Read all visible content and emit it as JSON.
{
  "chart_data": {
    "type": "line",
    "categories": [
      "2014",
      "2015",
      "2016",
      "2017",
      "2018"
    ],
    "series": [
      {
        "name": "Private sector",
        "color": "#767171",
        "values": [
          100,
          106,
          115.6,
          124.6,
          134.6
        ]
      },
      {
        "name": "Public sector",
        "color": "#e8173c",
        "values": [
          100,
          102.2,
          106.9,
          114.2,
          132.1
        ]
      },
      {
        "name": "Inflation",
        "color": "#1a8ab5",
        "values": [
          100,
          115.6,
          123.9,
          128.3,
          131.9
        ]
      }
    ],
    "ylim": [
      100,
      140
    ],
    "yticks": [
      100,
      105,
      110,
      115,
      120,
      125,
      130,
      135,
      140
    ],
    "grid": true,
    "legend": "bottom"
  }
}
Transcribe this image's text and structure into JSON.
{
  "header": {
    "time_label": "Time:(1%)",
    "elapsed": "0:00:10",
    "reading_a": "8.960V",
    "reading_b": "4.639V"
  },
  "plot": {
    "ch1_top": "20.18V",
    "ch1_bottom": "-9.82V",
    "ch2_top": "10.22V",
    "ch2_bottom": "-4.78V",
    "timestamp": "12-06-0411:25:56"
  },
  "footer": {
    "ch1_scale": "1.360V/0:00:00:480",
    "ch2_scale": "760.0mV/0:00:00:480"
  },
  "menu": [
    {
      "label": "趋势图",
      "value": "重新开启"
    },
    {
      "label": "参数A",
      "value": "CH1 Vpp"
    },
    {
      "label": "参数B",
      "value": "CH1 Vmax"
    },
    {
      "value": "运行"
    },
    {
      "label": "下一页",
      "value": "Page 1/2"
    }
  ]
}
━━━━━━━━━━━━━━━━━━━━
-- EXERCISE DETAILS --
Repeat every entry word for word.

-- RESPONSE TO THE TASK --
Read all visible content and emit it as JSON.
{
  "chart_data": {
    "type": "line",
    "categories": [
      "2014",
      "2015",
      "2016",
      "2017",
      "2018"
    ],
    "series": [
      {
        "name": "Private sector",
        "color": "#767171",
        "values": [
          100,
          106,
          115.6,
          124.6,
          134.6
        ]
      },
      {
        "name": "Public sector",
        "color": "#e8173c",
        "values": [
          100,
          102.2,
          106.9,
          114.2,
          132.1
        ]
      },
      {
        "name": "Inflation",
        "color": "#1a8ab5",
        "values": [
          100,
          115.6,
          123.9,
          128.3,
          131.9
        ]
      }
    ],
    "ylim": [
      100,
      140
    ],
    "yticks": [
      100,
      105,
      110,
      115,
      120,
      125,
      130,
      135,
      140
    ],
    "grid": true,
    "legend": "bottom"
  }
}
Transcribe this image's text and structure into JSON.
{
  "header": {
    "time_label": "Time:(1%)",
    "elapsed": "0:00:10",
    "reading_a": "8.960V",
    "reading_b": "4.639V"
  },
  "plot": {
    "ch1_top": "20.18V",
    "ch1_bottom": "-9.82V",
    "ch2_top": "10.22V",
    "ch2_bottom": "-4.78V",
    "timestamp": "12-06-0411:25:56"
  },
  "footer": {
    "ch1_scale": "1.360V/0:00:00:480",
    "ch2_scale": "760.0mV/0:00:00:480"
  },
  "menu": [
    {
      "label": "趋势图",
      "value": "重新开启"
    },
    {
      "label": "参数A",
      "value": "CH1 Vpp"
    },
    {
      "label": "参数B",
      "value": "CH1 Vmax"
    },
    {
      "value": "运行"
    },
    {
      "label": "下一页",
      "value": "Page 1/2"
    }
  ]
}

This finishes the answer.